● The records:
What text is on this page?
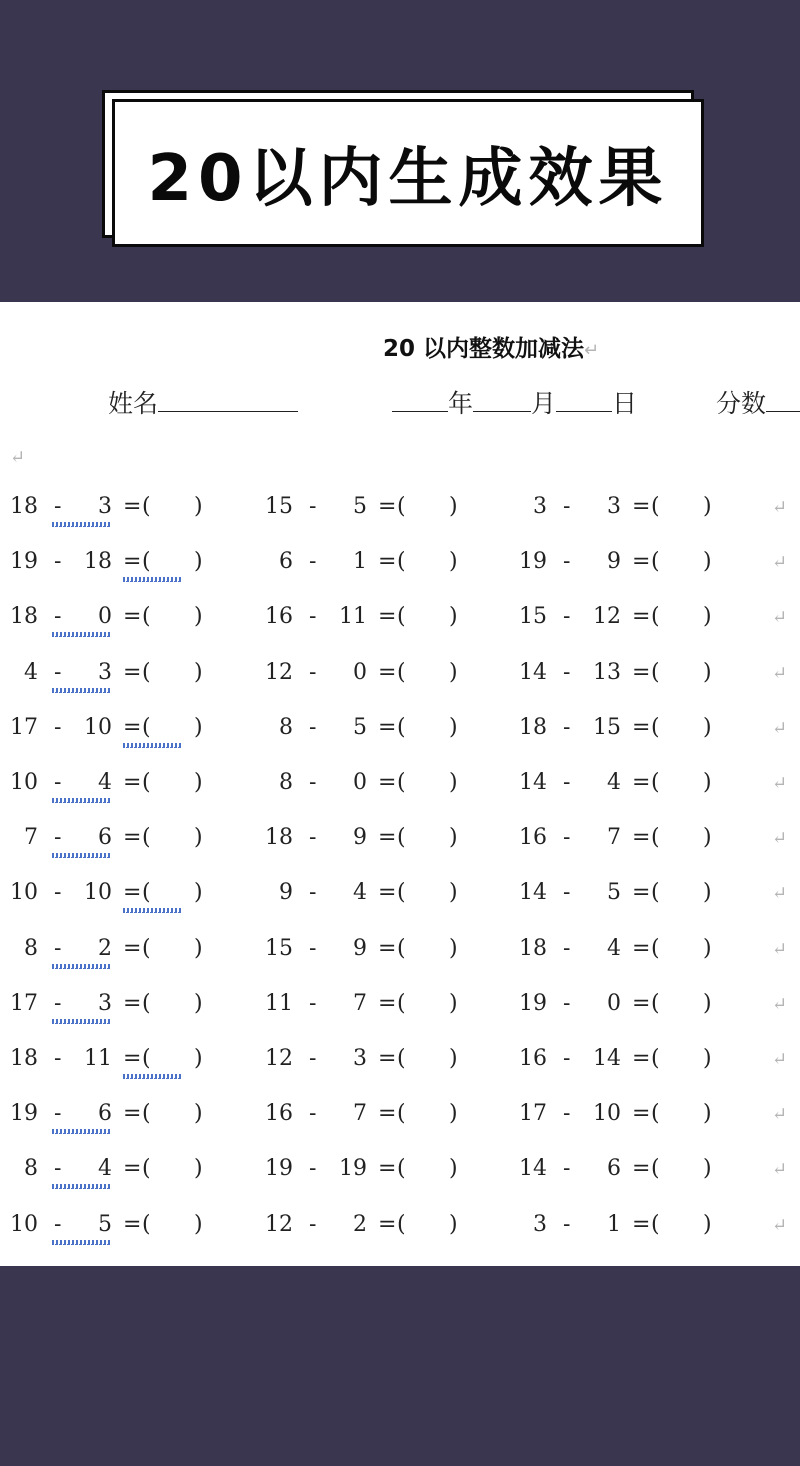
20以内生成效果
20 以内整数加减法↵
姓名	年 月 日	分数
↵
18 -	3 = ( )	15 -	5 = ( )	3 -	3 = ( )	↵
19 - 18 = ( )	6 -	1 = ( )	19 -	9 = ( )	↵
18 -	0 = ( )	16 - 11 = ( )	15 - 12 = ( )	↵
4 -	3 = ( )	12 -	0 = ( )	14 - 13 = ( )	↵
17 - 10 = ( )	8 -	5 = ( )	18 - 15 = ( )	↵
10 -	4 = ( )	8 -	0 = ( )	14 -	4 = ( )	↵
7 -	6 = ( )	18 -	9 = ( )	16 -	7 = ( )	↵
10 - 10 = ( )	9 -	4 = ( )	14 -	5 = ( )	↵
8 -	2 = ( )	15 -	9 = ( )	18 -	4 = ( )	↵
17 -	3 = ( )	11 -	7 = ( )	19 -	0 = ( )	↵
18 - 11 = ( )	12 -	3 = ( )	16 - 14 = ( )	↵
19 -	6 = ( )	16 -	7 = ( )	17 - 10 = ( )	↵
8 -	4 = ( )	19 - 19 = ( )	14 -	6 = ( )	↵
10 -	5 = ( )	12 -	2 = ( )	3 -	1 = ( )	↵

● Required task: Nothing in the entries should change as you copy them, except that the pictures are left out.

● Task solution:
What text is on this page?
20以内生成效果
20 以内整数加减法↵
姓名	年 月 日	分数
↵
18 -	3 = ( )	15 -	5 = ( )	3 -	3 = ( )	↵
19 - 18 = ( )	6 -	1 = ( )	19 -	9 = ( )	↵
18 -	0 = ( )	16 - 11 = ( )	15 - 12 = ( )	↵
4 -	3 = ( )	12 -	0 = ( )	14 - 13 = ( )	↵
17 - 10 = ( )	8 -	5 = ( )	18 - 15 = ( )	↵
10 -	4 = ( )	8 -	0 = ( )	14 -	4 = ( )	↵
7 -	6 = ( )	18 -	9 = ( )	16 -	7 = ( )	↵
10 - 10 = ( )	9 -	4 = ( )	14 -	5 = ( )	↵
8 -	2 = ( )	15 -	9 = ( )	18 -	4 = ( )	↵
17 -	3 = ( )	11 -	7 = ( )	19 -	0 = ( )	↵
18 - 11 = ( )	12 -	3 = ( )	16 - 14 = ( )	↵
19 -	6 = ( )	16 -	7 = ( )	17 - 10 = ( )	↵
8 -	4 = ( )	19 - 19 = ( )	14 -	6 = ( )	↵
10 -	5 = ( )	12 -	2 = ( )	3 -	1 = ( )	↵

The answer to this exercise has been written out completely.